# Aim
Below are records to repeat exactly. Omit the pictures from the copy.

# Dataset items
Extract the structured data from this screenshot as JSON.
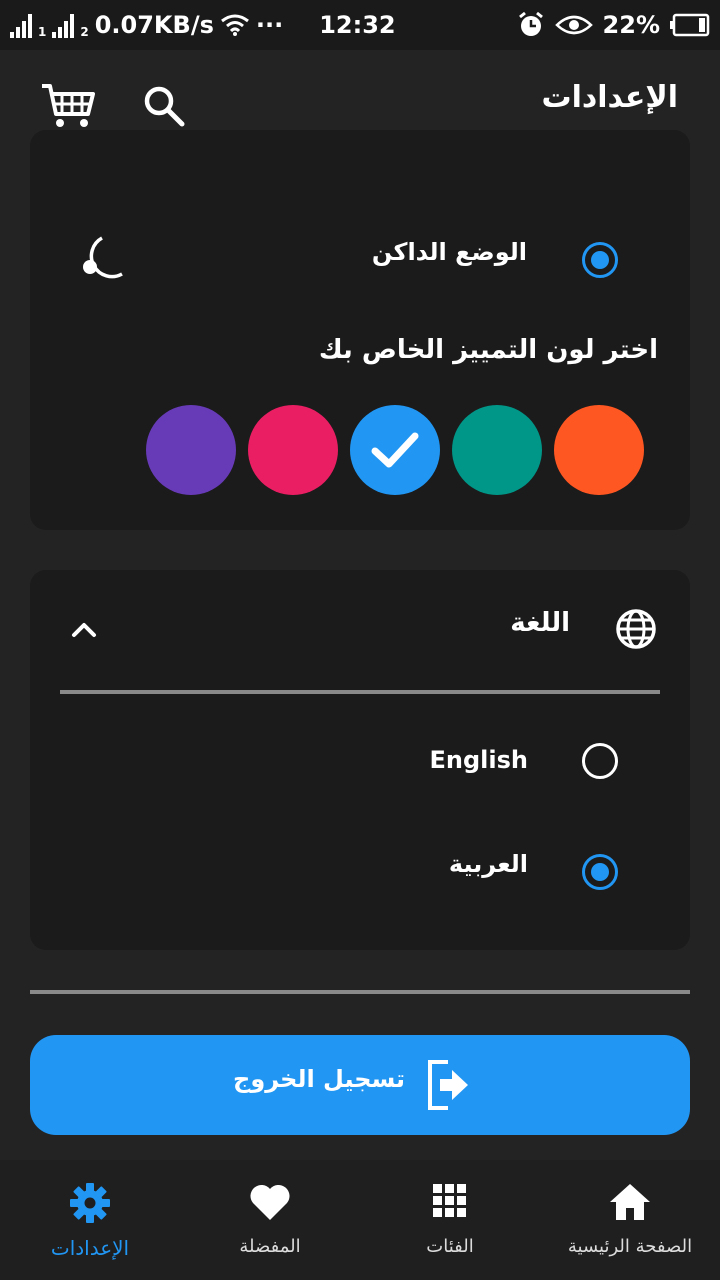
{
  "status_bar": {
    "sim1": "1",
    "sim2": "2",
    "speed": "0.07KB/s",
    "dots": "···",
    "time": "12:32",
    "battery": "22%"
  },
  "app_bar": {
    "title": "الإعدادات"
  },
  "theme": {
    "dark_mode_label": "الوضع الداكن",
    "dark_mode_selected": true,
    "accent_title": "اختر لون التمييز الخاص بك",
    "accent_colors": [
      "#ff5722",
      "#009688",
      "#2196f3",
      "#e91e63",
      "#673ab7"
    ],
    "selected_accent": "#2196f3"
  },
  "language": {
    "title": "اللغة",
    "options": [
      {
        "label": "English",
        "selected": false
      },
      {
        "label": "العربية",
        "selected": true
      }
    ]
  },
  "logout": {
    "label": "تسجيل الخروج"
  },
  "bottom_nav": {
    "items": [
      {
        "label": "الصفحة الرئيسية",
        "icon": "home-icon",
        "active": false
      },
      {
        "label": "الفئات",
        "icon": "grid-icon",
        "active": false
      },
      {
        "label": "المفضلة",
        "icon": "heart-icon",
        "active": false
      },
      {
        "label": "الإعدادات",
        "icon": "gear-icon",
        "active": true
      }
    ]
  },
  "colors": {
    "accent": "#2196f3",
    "background": "#232323",
    "card": "#1b1b1b"
  }
}
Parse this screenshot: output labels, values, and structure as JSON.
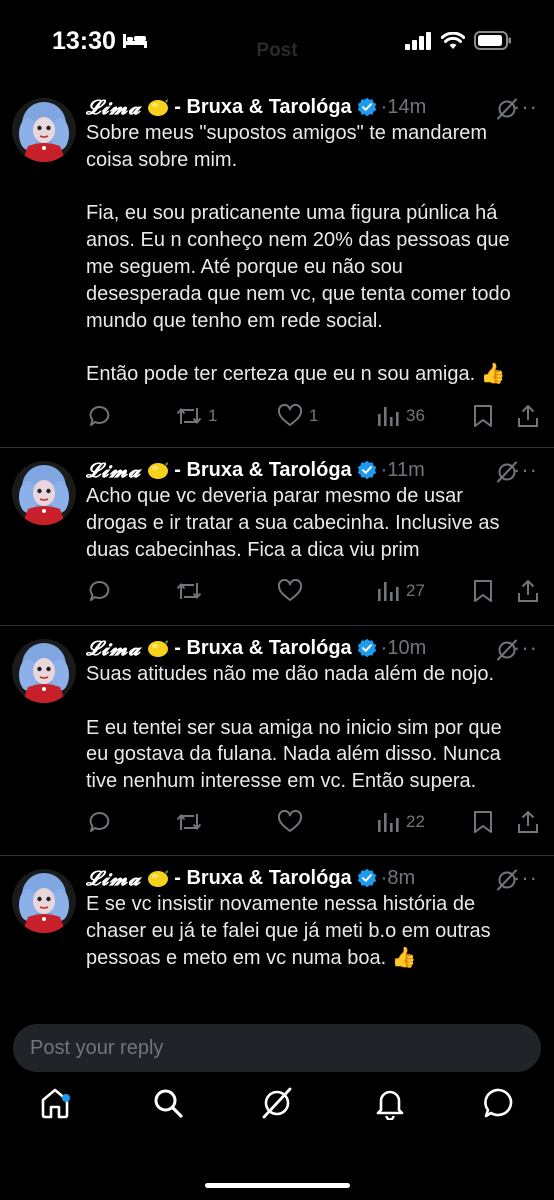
{
  "status_bar": {
    "time": "13:30"
  },
  "header": {
    "title": "Post"
  },
  "tweets": [
    {
      "author_script": "𝓛𝓲𝓶𝓪",
      "author_rest": " - Bruxa & Tarológa",
      "time": "14m",
      "text": "Sobre meus \"supostos amigos\" te mandarem\ncoisa sobre mim.\n\nFia, eu sou praticanente uma figura púnlica há\nanos. Eu n conheço nem 20% das pessoas que\nme seguem. Até porque eu não sou\ndesesperada que nem vc, que tenta comer todo\nmundo que tenho em rede social.\n\nEntão pode ter certeza que eu n sou amiga. 👍",
      "reposts": "1",
      "likes": "1",
      "views": "36"
    },
    {
      "author_script": "𝓛𝓲𝓶𝓪",
      "author_rest": " - Bruxa & Tarológa",
      "time": "11m",
      "text": "Acho que vc deveria parar mesmo de usar\ndrogas e ir tratar a sua cabecinha. Inclusive as\nduas cabecinhas. Fica a dica viu prim",
      "reposts": "",
      "likes": "",
      "views": "27"
    },
    {
      "author_script": "𝓛𝓲𝓶𝓪",
      "author_rest": " - Bruxa & Tarológa",
      "time": "10m",
      "text": "Suas atitudes não me dão nada além de nojo.\n\nE eu tentei ser sua amiga no inicio sim por que\neu gostava da fulana. Nada além disso. Nunca\ntive nenhum interesse em vc. Então supera.",
      "reposts": "",
      "likes": "",
      "views": "22"
    },
    {
      "author_script": "𝓛𝓲𝓶𝓪",
      "author_rest": " - Bruxa & Tarológa",
      "time": "8m",
      "text": "E se vc insistir novamente nessa história de\nchaser eu já te falei que já meti b.o em outras\npessoas e meto em vc numa boa. 👍",
      "reposts": "",
      "likes": "",
      "views": ""
    }
  ],
  "reply": {
    "placeholder": "Post your reply"
  },
  "colors": {
    "accent": "#1d9bf0",
    "muted": "#71767b",
    "text": "#e7e9ea",
    "background": "#000000"
  }
}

# Response to the task
Extract the structured data from this screenshot as JSON.
{
  "status_bar": {
    "sim1": "1",
    "sim2": "2",
    "speed": "0.07KB/s",
    "dots": "···",
    "time": "12:32",
    "battery": "22%"
  },
  "app_bar": {
    "title": "الإعدادات"
  },
  "theme": {
    "dark_mode_label": "الوضع الداكن",
    "dark_mode_selected": true,
    "accent_title": "اختر لون التمييز الخاص بك",
    "accent_colors": [
      "#ff5722",
      "#009688",
      "#2196f3",
      "#e91e63",
      "#673ab7"
    ],
    "selected_accent": "#2196f3"
  },
  "language": {
    "title": "اللغة",
    "options": [
      {
        "label": "English",
        "selected": false
      },
      {
        "label": "العربية",
        "selected": true
      }
    ]
  },
  "logout": {
    "label": "تسجيل الخروج"
  },
  "bottom_nav": {
    "items": [
      {
        "label": "الصفحة الرئيسية",
        "icon": "home-icon",
        "active": false
      },
      {
        "label": "الفئات",
        "icon": "grid-icon",
        "active": false
      },
      {
        "label": "المفضلة",
        "icon": "heart-icon",
        "active": false
      },
      {
        "label": "الإعدادات",
        "icon": "gear-icon",
        "active": true
      }
    ]
  },
  "colors": {
    "accent": "#2196f3",
    "background": "#232323",
    "card": "#1b1b1b"
  }
}
Parse this screenshot: output labels, values, and structure as JSON.
{
  "status_bar": {
    "time": "13:30"
  },
  "header": {
    "title": "Post"
  },
  "tweets": [
    {
      "author_script": "𝓛𝓲𝓶𝓪",
      "author_rest": " - Bruxa & Tarológa",
      "time": "14m",
      "text": "Sobre meus \"supostos amigos\" te mandarem\ncoisa sobre mim.\n\nFia, eu sou praticanente uma figura púnlica há\nanos. Eu n conheço nem 20% das pessoas que\nme seguem. Até porque eu não sou\ndesesperada que nem vc, que tenta comer todo\nmundo que tenho em rede social.\n\nEntão pode ter certeza que eu n sou amiga. 👍",
      "reposts": "1",
      "likes": "1",
      "views": "36"
    },
    {
      "author_script": "𝓛𝓲𝓶𝓪",
      "author_rest": " - Bruxa & Tarológa",
      "time": "11m",
      "text": "Acho que vc deveria parar mesmo de usar\ndrogas e ir tratar a sua cabecinha. Inclusive as\nduas cabecinhas. Fica a dica viu prim",
      "reposts": "",
      "likes": "",
      "views": "27"
    },
    {
      "author_script": "𝓛𝓲𝓶𝓪",
      "author_rest": " - Bruxa & Tarológa",
      "time": "10m",
      "text": "Suas atitudes não me dão nada além de nojo.\n\nE eu tentei ser sua amiga no inicio sim por que\neu gostava da fulana. Nada além disso. Nunca\ntive nenhum interesse em vc. Então supera.",
      "reposts": "",
      "likes": "",
      "views": "22"
    },
    {
      "author_script": "𝓛𝓲𝓶𝓪",
      "author_rest": " - Bruxa & Tarológa",
      "time": "8m",
      "text": "E se vc insistir novamente nessa história de\nchaser eu já te falei que já meti b.o em outras\npessoas e meto em vc numa boa. 👍",
      "reposts": "",
      "likes": "",
      "views": ""
    }
  ],
  "reply": {
    "placeholder": "Post your reply"
  },
  "colors": {
    "accent": "#1d9bf0",
    "muted": "#71767b",
    "text": "#e7e9ea",
    "background": "#000000"
  }
}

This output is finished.